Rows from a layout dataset
+ + +

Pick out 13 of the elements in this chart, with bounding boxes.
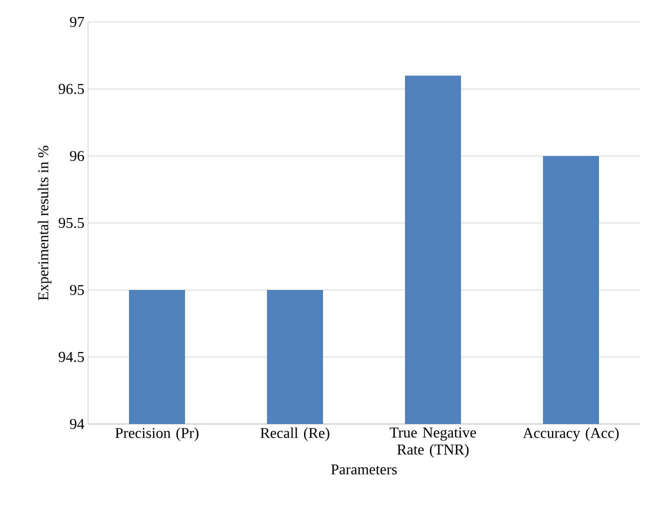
x-axis-title: Parameters <box>331 464 397 474</box>
y-tick-label: 96 <box>70 150 84 162</box>
y-tick-label: 95.5 <box>58 218 84 228</box>
y-axis-title: Experimental results in % <box>38 146 52 300</box>
x-tick-label: True Negative Rate (TNR) <box>390 428 476 458</box>
x-tick-label: Recall (Re) <box>260 428 330 442</box>
y-tick-label: 96.5 <box>58 84 84 94</box>
y-tick-label: 94 <box>70 418 84 430</box>
y-tick-label: 97 <box>70 16 84 28</box>
x-tick-label: Precision (Pr) <box>115 428 198 442</box>
x-tick-label: Accuracy (Acc) <box>522 428 619 442</box>
y-tick-label: 95 <box>70 284 84 296</box>
y-tick-label: 94.5 <box>58 352 84 362</box>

+ + +

_WHAT THE EXERCISE ASKS_.
Write out every line of the rows above, keeping each character as it is, and leave the pictures out.

_WORKED ANSWER_.
Pick out 13 of the elements in this chart, with bounding boxes.
x-axis-title: Parameters <box>331 464 397 474</box>
y-tick-label: 96 <box>70 150 84 162</box>
y-tick-label: 95.5 <box>58 218 84 228</box>
y-axis-title: Experimental results in % <box>38 146 52 300</box>
x-tick-label: True Negative Rate (TNR) <box>390 428 476 458</box>
x-tick-label: Recall (Re) <box>260 428 330 442</box>
y-tick-label: 96.5 <box>58 84 84 94</box>
y-tick-label: 94 <box>70 418 84 430</box>
y-tick-label: 97 <box>70 16 84 28</box>
x-tick-label: Precision (Pr) <box>115 428 198 442</box>
x-tick-label: Accuracy (Acc) <box>522 428 619 442</box>
y-tick-label: 95 <box>70 284 84 296</box>
y-tick-label: 94.5 <box>58 352 84 362</box>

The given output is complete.